### Your goal
Search the material below for the word "https". Copy every line that has it.

[Dataset records]

start

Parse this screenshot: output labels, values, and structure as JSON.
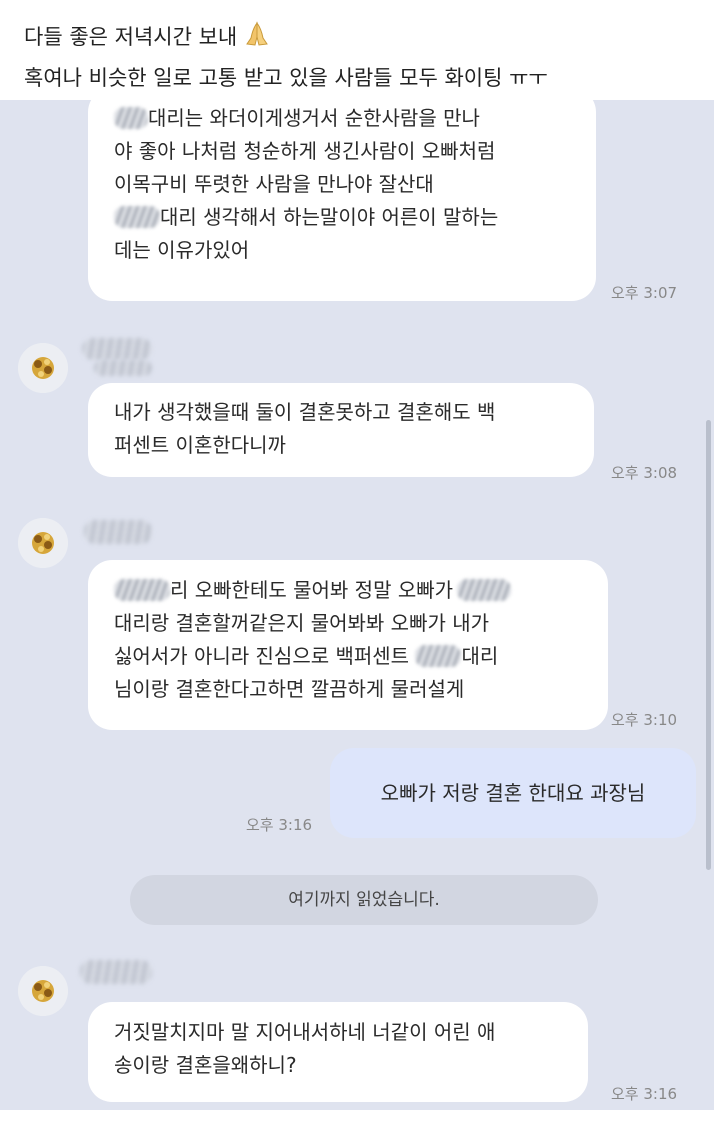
{
  "caption": {
    "line1": "다들 좋은 저녁시간 보내",
    "line2": "혹여나 비슷한 일로 고통 받고 있을 사람들 모두 화이팅 ㅠㅜ"
  },
  "messages": [
    {
      "lines": [
        "대리는 와더이게생거서 순한사람을 만나",
        "야 좋아 나처럼 청순하게 생긴사람이 오빠처럼",
        "이목구비 뚜렷한 사람을 만나야 잘산대",
        "대리 생각해서 하는말이야 어른이 말하는",
        "데는 이유가있어"
      ],
      "time": "오후 3:07"
    },
    {
      "lines": [
        "내가 생각했을때 둘이 결혼못하고 결혼해도 백",
        "퍼센트 이혼한다니까"
      ],
      "time": "오후 3:08"
    },
    {
      "lines": [
        "리 오빠한테도 물어봐 정말 오빠가",
        "대리랑 결혼할꺼같은지 물어봐봐 오빠가 내가",
        "싫어서가 아니라 진심으로 백퍼센트",
        "대리",
        "님이랑 결혼한다고하면 깔끔하게 물러설게"
      ],
      "time": "오후 3:10"
    },
    {
      "text": "오빠가 저랑 결혼 한대요 과장님",
      "time": "오후 3:16"
    },
    {
      "lines": [
        "거짓말치지마 말 지어내서하네 너같이 어린 애",
        "송이랑 결혼을왜하니?"
      ],
      "time": "오후 3:16"
    }
  ],
  "divider": "여기까지 읽었습니다.",
  "colors": {
    "chat_bg": "#dfe3ef",
    "incoming_bubble": "#ffffff",
    "outgoing_bubble": "#dde5fb",
    "divider_bg": "#d2d6e1"
  }
}
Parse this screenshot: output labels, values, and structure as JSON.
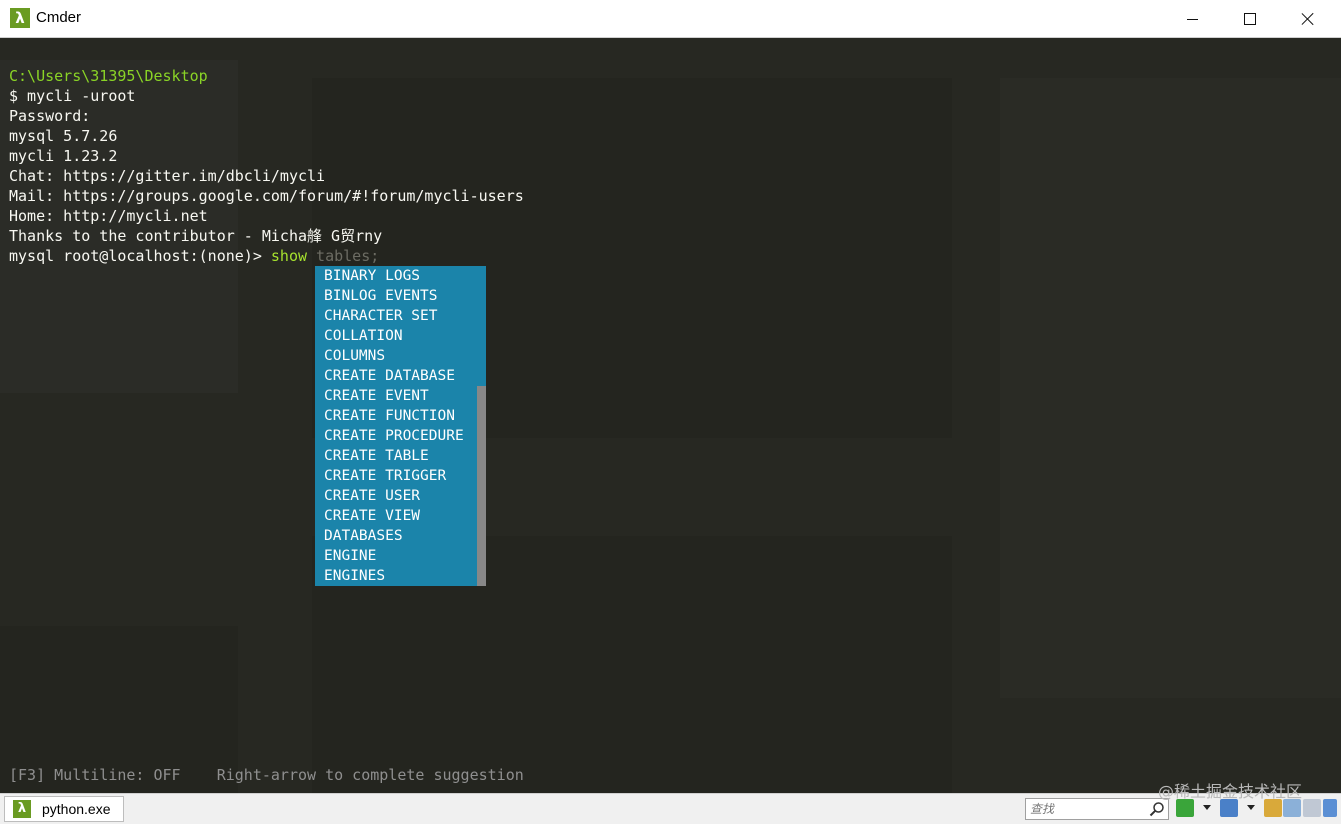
{
  "window": {
    "title": "Cmder",
    "app_icon": "lambda-icon",
    "app_icon_glyph": "λ"
  },
  "terminal": {
    "lines": [
      "C:\\Users\\31395\\Desktop",
      "$ mycli -uroot",
      "Password:",
      "mysql 5.7.26",
      "mycli 1.23.2",
      "Chat: https://gitter.im/dbcli/mycli",
      "Mail: https://groups.google.com/forum/#!forum/mycli-users",
      "Home: http://mycli.net",
      "Thanks to the contributor - Micha艂 G贸rny"
    ],
    "prompt": "mysql root@localhost:(none)> ",
    "typed_command": "show",
    "suggestion_ghost": " tables;",
    "completion_menu": [
      "BINARY LOGS",
      "BINLOG EVENTS",
      "CHARACTER SET",
      "COLLATION",
      "COLUMNS",
      "CREATE DATABASE",
      "CREATE EVENT",
      "CREATE FUNCTION",
      "CREATE PROCEDURE",
      "CREATE TABLE",
      "CREATE TRIGGER",
      "CREATE USER",
      "CREATE VIEW",
      "DATABASES",
      "ENGINE",
      "ENGINES"
    ],
    "bottom_toolbar": "[F3] Multiline: OFF    Right-arrow to complete suggestion"
  },
  "taskbar": {
    "task_label": "python.exe",
    "search_placeholder": "查找",
    "watermark": "@稀土掘金技术社区"
  },
  "colors": {
    "terminal_bg": "#272822",
    "path_green": "#8ad426",
    "menu_bg": "#1b84aa",
    "text": "#f8f8f2"
  }
}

end

### Answer to this exercise
      "Chat: https://gitter.im/dbcli/mycli",
      "Mail: https://groups.google.com/forum/#!forum/mycli-users",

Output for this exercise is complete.